__TO DO__: Transcribe the listing in full, excluding any pictures.

— begin —

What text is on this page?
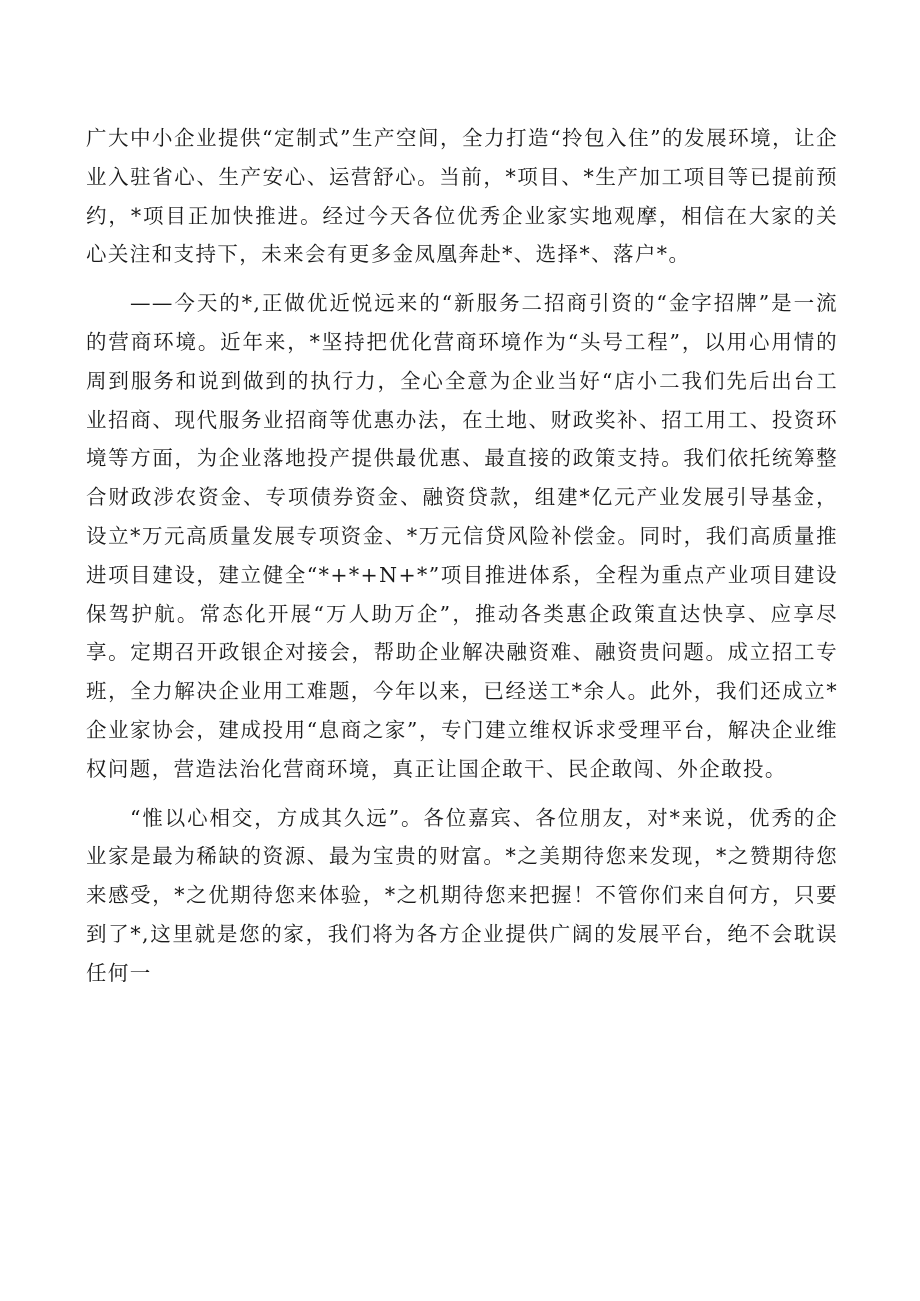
广大中小企业提供“定制式”生产空间，全力打造“拎包入住”的发展环境，让企业入驻省心、生产安心、运营舒心。当前，*项目、*生产加工项目等已提前预约，*项目正加快推进。经过今天各位优秀企业家实地观摩，相信在大家的关心关注和支持下，未来会有更多金凤凰奔赴*、选择*、落户*。

——今天的*,正做优近悦远来的“新服务二招商引资的“金字招牌”是一流的营商环境。近年来，*坚持把优化营商环境作为“头号工程”，以用心用情的周到服务和说到做到的执行力，全心全意为企业当好“店小二我们先后出台工业招商、现代服务业招商等优惠办法，在土地、财政奖补、招工用工、投资环境等方面，为企业落地投产提供最优惠、最直接的政策支持。我们依托统筹整合财政涉农资金、专项债券资金、融资贷款，组建*亿元产业发展引导基金，设立*万元高质量发展专项资金、*万元信贷风险补偿金。同时，我们高质量推进项目建设，建立健全“*+*+N+*”项目推进体系，全程为重点产业项目建设保驾护航。常态化开展“万人助万企”，推动各类惠企政策直达快享、应享尽享。定期召开政银企对接会，帮助企业解决融资难、融资贵问题。成立招工专班，全力解决企业用工难题，今年以来，已经送工*余人。此外，我们还成立*企业家协会，建成投用“息商之家”，专门建立维权诉求受理平台，解决企业维权问题，营造法治化营商环境，真正让国企敢干、民企敢闯、外企敢投。

“惟以心相交，方成其久远”。各位嘉宾、各位朋友，对*来说，优秀的企业家是最为稀缺的资源、最为宝贵的财富。*之美期待您来发现，*之赞期待您来感受，*之优期待您来体验，*之机期待您来把握！不管你们来自何方，只要到了*,这里就是您的家，我们将为各方企业提供广阔的发展平台，绝不会耽误任何一
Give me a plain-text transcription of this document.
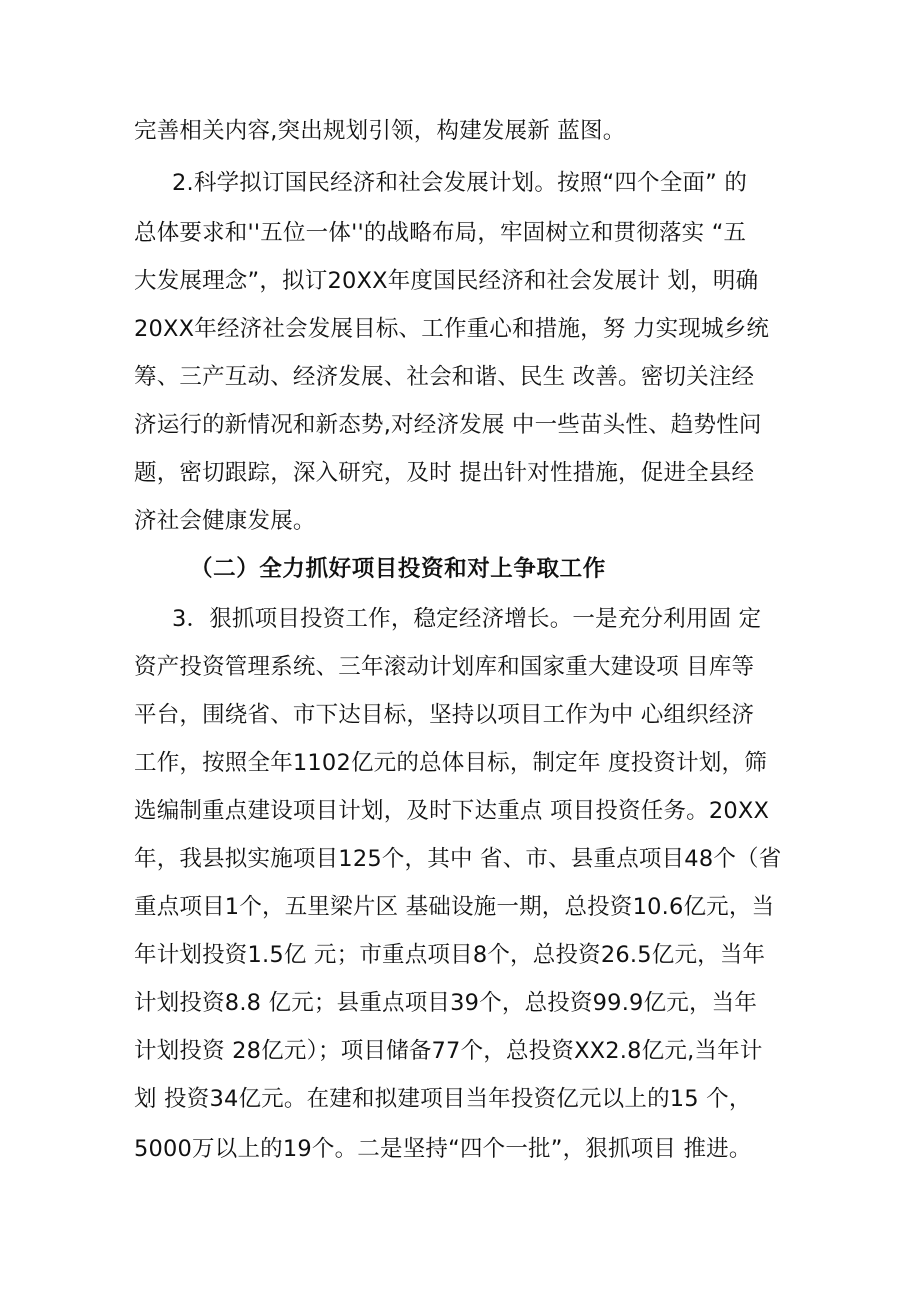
完善相关内容,突出规划引领，构建发展新 蓝图。
2.科学拟订国民经济和社会发展计划。按照“四个全面” 的
总体要求和''五位一体''的战略布局，牢固树立和贯彻落实 “五
大发展理念”，拟订20XX年度国民经济和社会发展计 划，明确
20XX年经济社会发展目标、工作重心和措施，努 力实现城乡统
筹、三产互动、经济发展、社会和谐、民生 改善。密切关注经
济运行的新情况和新态势,对经济发展 中一些苗头性、趋势性问
题，密切跟踪，深入研究，及时 提出针对性措施，促进全县经
济社会健康发展。
（二）全力抓好项目投资和对上争取工作
3．狠抓项目投资工作，稳定经济增长。一是充分利用固 定
资产投资管理系统、三年滚动计划库和国家重大建设项 目库等
平台，围绕省、市下达目标，坚持以项目工作为中 心组织经济
工作，按照全年1102亿元的总体目标，制定年 度投资计划，筛
选编制重点建设项目计划，及时下达重点 项目投资任务。20XX
年，我县拟实施项目125个，其中 省、市、县重点项目48个（省
重点项目1个，五里梁片区 基础设施一期，总投资10.6亿元，当
年计划投资1.5亿 元；市重点项目8个，总投资26.5亿元，当年
计划投资8.8 亿元；县重点项目39个，总投资99.9亿元，当年
计划投资 28亿元）；项目储备77个，总投资XX2.8亿元,当年计
划 投资34亿元。在建和拟建项目当年投资亿元以上的15 个，
5000万以上的19个。二是坚持“四个一批”，狠抓项目 推进。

— end —

__RESPONSE FOR THIS EXERCISE__:
What text is on this page?
广大中小企业提供“定制式”生产空间，全力打造“拎包入住”的发展环境，让企业入驻省心、生产安心、运营舒心。当前，*项目、*生产加工项目等已提前预约，*项目正加快推进。经过今天各位优秀企业家实地观摩，相信在大家的关心关注和支持下，未来会有更多金凤凰奔赴*、选择*、落户*。

——今天的*,正做优近悦远来的“新服务二招商引资的“金字招牌”是一流的营商环境。近年来，*坚持把优化营商环境作为“头号工程”，以用心用情的周到服务和说到做到的执行力，全心全意为企业当好“店小二我们先后出台工业招商、现代服务业招商等优惠办法，在土地、财政奖补、招工用工、投资环境等方面，为企业落地投产提供最优惠、最直接的政策支持。我们依托统筹整合财政涉农资金、专项债券资金、融资贷款，组建*亿元产业发展引导基金，设立*万元高质量发展专项资金、*万元信贷风险补偿金。同时，我们高质量推进项目建设，建立健全“*+*+N+*”项目推进体系，全程为重点产业项目建设保驾护航。常态化开展“万人助万企”，推动各类惠企政策直达快享、应享尽享。定期召开政银企对接会，帮助企业解决融资难、融资贵问题。成立招工专班，全力解决企业用工难题，今年以来，已经送工*余人。此外，我们还成立*企业家协会，建成投用“息商之家”，专门建立维权诉求受理平台，解决企业维权问题，营造法治化营商环境，真正让国企敢干、民企敢闯、外企敢投。

“惟以心相交，方成其久远”。各位嘉宾、各位朋友，对*来说，优秀的企业家是最为稀缺的资源、最为宝贵的财富。*之美期待您来发现，*之赞期待您来感受，*之优期待您来体验，*之机期待您来把握！不管你们来自何方，只要到了*,这里就是您的家，我们将为各方企业提供广阔的发展平台，绝不会耽误任何一
Give me a plain-text transcription of this document.
完善相关内容,突出规划引领，构建发展新 蓝图。
2.科学拟订国民经济和社会发展计划。按照“四个全面” 的
总体要求和''五位一体''的战略布局，牢固树立和贯彻落实 “五
大发展理念”，拟订20XX年度国民经济和社会发展计 划，明确
20XX年经济社会发展目标、工作重心和措施，努 力实现城乡统
筹、三产互动、经济发展、社会和谐、民生 改善。密切关注经
济运行的新情况和新态势,对经济发展 中一些苗头性、趋势性问
题，密切跟踪，深入研究，及时 提出针对性措施，促进全县经
济社会健康发展。
（二）全力抓好项目投资和对上争取工作
3．狠抓项目投资工作，稳定经济增长。一是充分利用固 定
资产投资管理系统、三年滚动计划库和国家重大建设项 目库等
平台，围绕省、市下达目标，坚持以项目工作为中 心组织经济
工作，按照全年1102亿元的总体目标，制定年 度投资计划，筛
选编制重点建设项目计划，及时下达重点 项目投资任务。20XX
年，我县拟实施项目125个，其中 省、市、县重点项目48个（省
重点项目1个，五里梁片区 基础设施一期，总投资10.6亿元，当
年计划投资1.5亿 元；市重点项目8个，总投资26.5亿元，当年
计划投资8.8 亿元；县重点项目39个，总投资99.9亿元，当年
计划投资 28亿元）；项目储备77个，总投资XX2.8亿元,当年计
划 投资34亿元。在建和拟建项目当年投资亿元以上的15 个，
5000万以上的19个。二是坚持“四个一批”，狠抓项目 推进。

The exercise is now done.